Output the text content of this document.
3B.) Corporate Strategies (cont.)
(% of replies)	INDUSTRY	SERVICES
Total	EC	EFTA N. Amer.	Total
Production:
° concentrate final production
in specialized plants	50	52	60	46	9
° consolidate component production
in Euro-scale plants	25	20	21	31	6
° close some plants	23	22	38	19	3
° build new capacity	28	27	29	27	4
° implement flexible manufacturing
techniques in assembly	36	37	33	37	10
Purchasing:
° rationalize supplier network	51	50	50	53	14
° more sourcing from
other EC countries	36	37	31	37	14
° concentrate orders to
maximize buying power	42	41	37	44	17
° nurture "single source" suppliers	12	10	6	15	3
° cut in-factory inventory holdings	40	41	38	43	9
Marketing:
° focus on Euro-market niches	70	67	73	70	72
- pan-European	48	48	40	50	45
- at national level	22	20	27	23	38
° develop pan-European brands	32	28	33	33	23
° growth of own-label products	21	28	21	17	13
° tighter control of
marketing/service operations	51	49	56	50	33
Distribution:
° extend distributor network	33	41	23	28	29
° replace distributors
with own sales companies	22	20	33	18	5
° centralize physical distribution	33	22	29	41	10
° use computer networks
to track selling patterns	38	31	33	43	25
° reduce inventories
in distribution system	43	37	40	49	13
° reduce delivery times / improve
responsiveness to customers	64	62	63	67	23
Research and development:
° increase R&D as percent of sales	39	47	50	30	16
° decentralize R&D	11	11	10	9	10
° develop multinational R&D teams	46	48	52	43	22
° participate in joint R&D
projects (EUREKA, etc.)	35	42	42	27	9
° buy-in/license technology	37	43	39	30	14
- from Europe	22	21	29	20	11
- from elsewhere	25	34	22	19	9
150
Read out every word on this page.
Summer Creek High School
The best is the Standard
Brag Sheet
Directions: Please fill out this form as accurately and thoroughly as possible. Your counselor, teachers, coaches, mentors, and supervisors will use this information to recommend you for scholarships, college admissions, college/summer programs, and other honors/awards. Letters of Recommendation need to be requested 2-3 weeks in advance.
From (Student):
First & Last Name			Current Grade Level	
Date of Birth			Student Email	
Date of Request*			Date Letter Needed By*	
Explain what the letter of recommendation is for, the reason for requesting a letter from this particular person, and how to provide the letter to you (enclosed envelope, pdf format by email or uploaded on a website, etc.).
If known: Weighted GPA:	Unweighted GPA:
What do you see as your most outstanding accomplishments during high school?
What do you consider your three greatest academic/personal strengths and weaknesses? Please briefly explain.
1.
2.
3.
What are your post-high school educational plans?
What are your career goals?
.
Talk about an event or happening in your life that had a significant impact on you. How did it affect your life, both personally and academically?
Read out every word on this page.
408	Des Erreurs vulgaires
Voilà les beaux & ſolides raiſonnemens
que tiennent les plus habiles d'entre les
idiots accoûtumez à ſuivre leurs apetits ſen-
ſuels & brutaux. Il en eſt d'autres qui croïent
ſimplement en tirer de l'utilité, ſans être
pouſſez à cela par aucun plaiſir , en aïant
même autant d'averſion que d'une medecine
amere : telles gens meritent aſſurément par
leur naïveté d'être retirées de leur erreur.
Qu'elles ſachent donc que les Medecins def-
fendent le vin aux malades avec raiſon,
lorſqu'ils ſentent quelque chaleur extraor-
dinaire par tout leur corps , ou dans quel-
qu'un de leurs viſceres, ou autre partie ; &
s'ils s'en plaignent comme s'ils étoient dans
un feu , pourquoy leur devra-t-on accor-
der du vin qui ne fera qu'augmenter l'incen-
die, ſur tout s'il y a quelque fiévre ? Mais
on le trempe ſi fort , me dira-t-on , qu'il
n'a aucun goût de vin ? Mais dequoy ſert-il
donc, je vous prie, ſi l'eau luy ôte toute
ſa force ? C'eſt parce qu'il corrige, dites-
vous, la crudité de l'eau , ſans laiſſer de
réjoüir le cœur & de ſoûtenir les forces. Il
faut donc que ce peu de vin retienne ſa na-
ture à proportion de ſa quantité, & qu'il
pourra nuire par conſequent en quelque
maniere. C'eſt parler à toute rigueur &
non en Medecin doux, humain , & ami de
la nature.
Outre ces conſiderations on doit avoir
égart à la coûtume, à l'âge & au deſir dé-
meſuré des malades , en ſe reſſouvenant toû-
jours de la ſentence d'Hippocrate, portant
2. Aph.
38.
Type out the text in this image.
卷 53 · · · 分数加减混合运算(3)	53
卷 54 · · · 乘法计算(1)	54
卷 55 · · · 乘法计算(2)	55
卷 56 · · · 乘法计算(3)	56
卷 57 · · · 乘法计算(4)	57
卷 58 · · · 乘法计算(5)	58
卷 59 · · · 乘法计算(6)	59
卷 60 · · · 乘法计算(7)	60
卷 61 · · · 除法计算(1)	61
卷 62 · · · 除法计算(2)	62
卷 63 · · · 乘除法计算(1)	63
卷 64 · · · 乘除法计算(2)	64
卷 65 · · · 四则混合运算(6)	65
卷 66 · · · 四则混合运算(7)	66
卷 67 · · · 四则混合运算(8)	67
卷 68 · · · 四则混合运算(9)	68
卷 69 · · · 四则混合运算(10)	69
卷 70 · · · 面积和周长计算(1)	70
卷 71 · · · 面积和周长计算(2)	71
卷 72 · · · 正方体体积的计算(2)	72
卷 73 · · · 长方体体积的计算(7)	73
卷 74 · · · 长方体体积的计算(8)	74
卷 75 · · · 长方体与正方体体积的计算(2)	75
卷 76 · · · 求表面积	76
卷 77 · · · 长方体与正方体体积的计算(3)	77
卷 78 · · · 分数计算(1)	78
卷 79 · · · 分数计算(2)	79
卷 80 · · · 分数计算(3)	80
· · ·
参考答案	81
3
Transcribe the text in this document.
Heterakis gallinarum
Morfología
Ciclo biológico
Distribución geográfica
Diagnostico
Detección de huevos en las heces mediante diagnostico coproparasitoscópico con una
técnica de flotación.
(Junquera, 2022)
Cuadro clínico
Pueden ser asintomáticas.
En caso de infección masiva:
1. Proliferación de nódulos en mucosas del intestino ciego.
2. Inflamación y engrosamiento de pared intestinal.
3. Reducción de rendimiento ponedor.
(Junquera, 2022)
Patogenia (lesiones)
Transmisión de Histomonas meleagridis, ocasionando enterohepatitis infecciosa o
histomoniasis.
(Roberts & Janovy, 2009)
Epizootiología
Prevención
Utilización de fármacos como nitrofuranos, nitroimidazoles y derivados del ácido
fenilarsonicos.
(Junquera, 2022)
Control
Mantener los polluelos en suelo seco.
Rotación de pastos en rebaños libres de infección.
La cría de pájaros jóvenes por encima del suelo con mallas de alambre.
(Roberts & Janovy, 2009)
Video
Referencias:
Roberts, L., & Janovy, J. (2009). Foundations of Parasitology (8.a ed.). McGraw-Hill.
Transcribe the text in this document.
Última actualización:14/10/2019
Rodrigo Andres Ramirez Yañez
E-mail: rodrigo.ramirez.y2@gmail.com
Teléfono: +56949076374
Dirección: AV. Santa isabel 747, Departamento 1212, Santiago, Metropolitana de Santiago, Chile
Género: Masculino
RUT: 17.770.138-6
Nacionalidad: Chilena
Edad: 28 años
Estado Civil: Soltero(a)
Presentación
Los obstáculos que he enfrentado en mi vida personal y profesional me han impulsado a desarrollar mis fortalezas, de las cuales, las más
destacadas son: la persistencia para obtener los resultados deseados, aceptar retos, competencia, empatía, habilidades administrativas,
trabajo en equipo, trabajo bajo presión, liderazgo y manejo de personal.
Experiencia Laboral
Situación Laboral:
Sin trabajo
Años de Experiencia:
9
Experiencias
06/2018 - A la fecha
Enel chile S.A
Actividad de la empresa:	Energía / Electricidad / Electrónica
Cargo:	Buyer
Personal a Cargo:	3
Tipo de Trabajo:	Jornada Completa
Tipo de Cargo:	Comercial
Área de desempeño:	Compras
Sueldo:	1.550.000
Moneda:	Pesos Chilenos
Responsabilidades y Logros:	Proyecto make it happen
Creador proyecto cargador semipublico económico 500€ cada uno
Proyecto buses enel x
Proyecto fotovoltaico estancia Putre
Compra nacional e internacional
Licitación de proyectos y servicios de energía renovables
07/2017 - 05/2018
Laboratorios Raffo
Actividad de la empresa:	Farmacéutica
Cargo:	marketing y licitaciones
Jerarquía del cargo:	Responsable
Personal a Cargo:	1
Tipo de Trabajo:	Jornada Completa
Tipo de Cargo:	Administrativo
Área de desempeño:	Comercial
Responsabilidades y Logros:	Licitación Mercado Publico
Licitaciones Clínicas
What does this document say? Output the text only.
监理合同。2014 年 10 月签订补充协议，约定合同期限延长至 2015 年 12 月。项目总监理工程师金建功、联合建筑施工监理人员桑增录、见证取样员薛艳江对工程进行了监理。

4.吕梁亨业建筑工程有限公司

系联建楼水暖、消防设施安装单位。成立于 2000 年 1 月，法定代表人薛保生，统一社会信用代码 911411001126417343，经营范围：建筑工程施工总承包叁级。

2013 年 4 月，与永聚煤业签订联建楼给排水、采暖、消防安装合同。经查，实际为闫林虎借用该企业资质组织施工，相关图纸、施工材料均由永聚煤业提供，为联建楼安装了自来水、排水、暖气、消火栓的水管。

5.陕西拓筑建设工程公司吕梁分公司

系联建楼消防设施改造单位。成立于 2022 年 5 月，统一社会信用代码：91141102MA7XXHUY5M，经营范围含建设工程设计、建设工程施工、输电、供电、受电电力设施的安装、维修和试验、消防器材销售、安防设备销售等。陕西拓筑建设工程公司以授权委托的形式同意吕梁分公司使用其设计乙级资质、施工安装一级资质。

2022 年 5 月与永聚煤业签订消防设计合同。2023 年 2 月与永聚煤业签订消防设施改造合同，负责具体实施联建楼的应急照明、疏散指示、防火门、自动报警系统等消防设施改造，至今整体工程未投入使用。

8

════════════════

Work instructions
Read through the entries and copy each line in which "Responsabilidades" appears.

Answer to the task
Responsabilidades y Logros:	Proyecto make it happen
Responsabilidades y Logros:	Licitación Mercado Publico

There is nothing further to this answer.